### What you should do
Pictures stay out of your copy, but everything else in the records below must be repeated exactly.

○ ○ ○ ○ ○ ○ ○

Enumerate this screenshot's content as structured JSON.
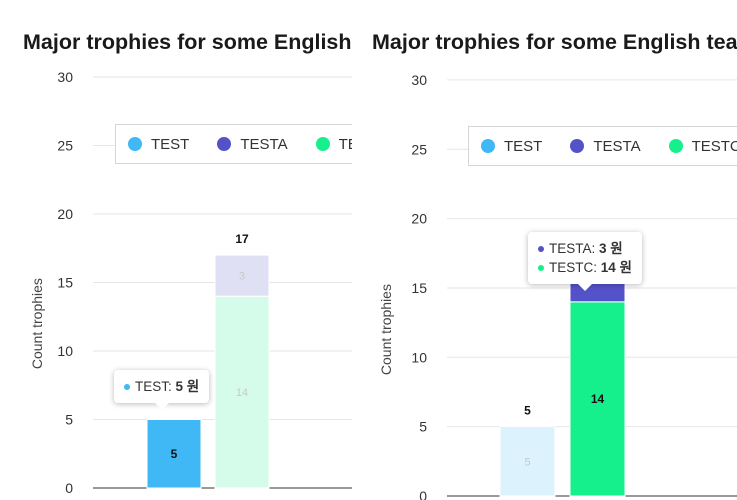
{
  "colors": {
    "TEST": "#3fb8f5",
    "TESTA": "#5452c9",
    "TESTC": "#16f08c",
    "axis": "#333333",
    "grid": "#e6e6e6"
  },
  "chart_data": [
    {
      "type": "bar",
      "title": "Major trophies for some English teams",
      "ylabel": "Count trophies",
      "ylim": [
        0,
        30
      ],
      "yticks": [
        "0",
        "5",
        "10",
        "15",
        "20",
        "25",
        "30"
      ],
      "legend": [
        "TEST",
        "TESTA",
        "TESTC"
      ],
      "legend_position": "top",
      "stacks": [
        {
          "total_label": "",
          "segments": [
            {
              "series": "TEST",
              "value": 5,
              "label": "5"
            }
          ],
          "highlight": true
        },
        {
          "total_label": "17",
          "segments": [
            {
              "series": "TESTC",
              "value": 0,
              "label": "0"
            },
            {
              "series": "TESTC",
              "value": 14,
              "label": "14"
            },
            {
              "series": "TESTA",
              "value": 3,
              "label": "3"
            }
          ],
          "highlight": false
        }
      ],
      "tooltip": {
        "rows": [
          {
            "series": "TEST",
            "name": "TEST",
            "value": "5 원"
          }
        ]
      }
    },
    {
      "type": "bar",
      "title": "Major trophies for some English teams",
      "ylabel": "Count trophies",
      "ylim": [
        0,
        30
      ],
      "yticks": [
        "0",
        "5",
        "10",
        "15",
        "20",
        "25",
        "30"
      ],
      "legend": [
        "TEST",
        "TESTA",
        "TESTC"
      ],
      "legend_position": "top",
      "stacks": [
        {
          "total_label": "5",
          "segments": [
            {
              "series": "TEST",
              "value": 5,
              "label": "5"
            }
          ],
          "highlight": false
        },
        {
          "total_label": "",
          "segments": [
            {
              "series": "TESTC",
              "value": 0,
              "label": "0"
            },
            {
              "series": "TESTC",
              "value": 14,
              "label": "14"
            },
            {
              "series": "TESTA",
              "value": 3,
              "label": ""
            }
          ],
          "highlight": true
        }
      ],
      "tooltip": {
        "rows": [
          {
            "series": "TESTA",
            "name": "TESTA",
            "value": "3 원"
          },
          {
            "series": "TESTC",
            "name": "TESTC",
            "value": "14 원"
          }
        ]
      }
    }
  ]
}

○ ○ ○ ○ ○ ○ ○

### Complete response
Enumerate this screenshot's content as structured JSON.
{
  "colors": {
    "TEST": "#3fb8f5",
    "TESTA": "#5452c9",
    "TESTC": "#16f08c",
    "axis": "#333333",
    "grid": "#e6e6e6"
  },
  "chart_data": [
    {
      "type": "bar",
      "title": "Major trophies for some English teams",
      "ylabel": "Count trophies",
      "ylim": [
        0,
        30
      ],
      "yticks": [
        "0",
        "5",
        "10",
        "15",
        "20",
        "25",
        "30"
      ],
      "legend": [
        "TEST",
        "TESTA",
        "TESTC"
      ],
      "legend_position": "top",
      "stacks": [
        {
          "total_label": "",
          "segments": [
            {
              "series": "TEST",
              "value": 5,
              "label": "5"
            }
          ],
          "highlight": true
        },
        {
          "total_label": "17",
          "segments": [
            {
              "series": "TESTC",
              "value": 0,
              "label": "0"
            },
            {
              "series": "TESTC",
              "value": 14,
              "label": "14"
            },
            {
              "series": "TESTA",
              "value": 3,
              "label": "3"
            }
          ],
          "highlight": false
        }
      ],
      "tooltip": {
        "rows": [
          {
            "series": "TEST",
            "name": "TEST",
            "value": "5 원"
          }
        ]
      }
    },
    {
      "type": "bar",
      "title": "Major trophies for some English teams",
      "ylabel": "Count trophies",
      "ylim": [
        0,
        30
      ],
      "yticks": [
        "0",
        "5",
        "10",
        "15",
        "20",
        "25",
        "30"
      ],
      "legend": [
        "TEST",
        "TESTA",
        "TESTC"
      ],
      "legend_position": "top",
      "stacks": [
        {
          "total_label": "5",
          "segments": [
            {
              "series": "TEST",
              "value": 5,
              "label": "5"
            }
          ],
          "highlight": false
        },
        {
          "total_label": "",
          "segments": [
            {
              "series": "TESTC",
              "value": 0,
              "label": "0"
            },
            {
              "series": "TESTC",
              "value": 14,
              "label": "14"
            },
            {
              "series": "TESTA",
              "value": 3,
              "label": ""
            }
          ],
          "highlight": true
        }
      ],
      "tooltip": {
        "rows": [
          {
            "series": "TESTA",
            "name": "TESTA",
            "value": "3 원"
          },
          {
            "series": "TESTC",
            "name": "TESTC",
            "value": "14 원"
          }
        ]
      }
    }
  ]
}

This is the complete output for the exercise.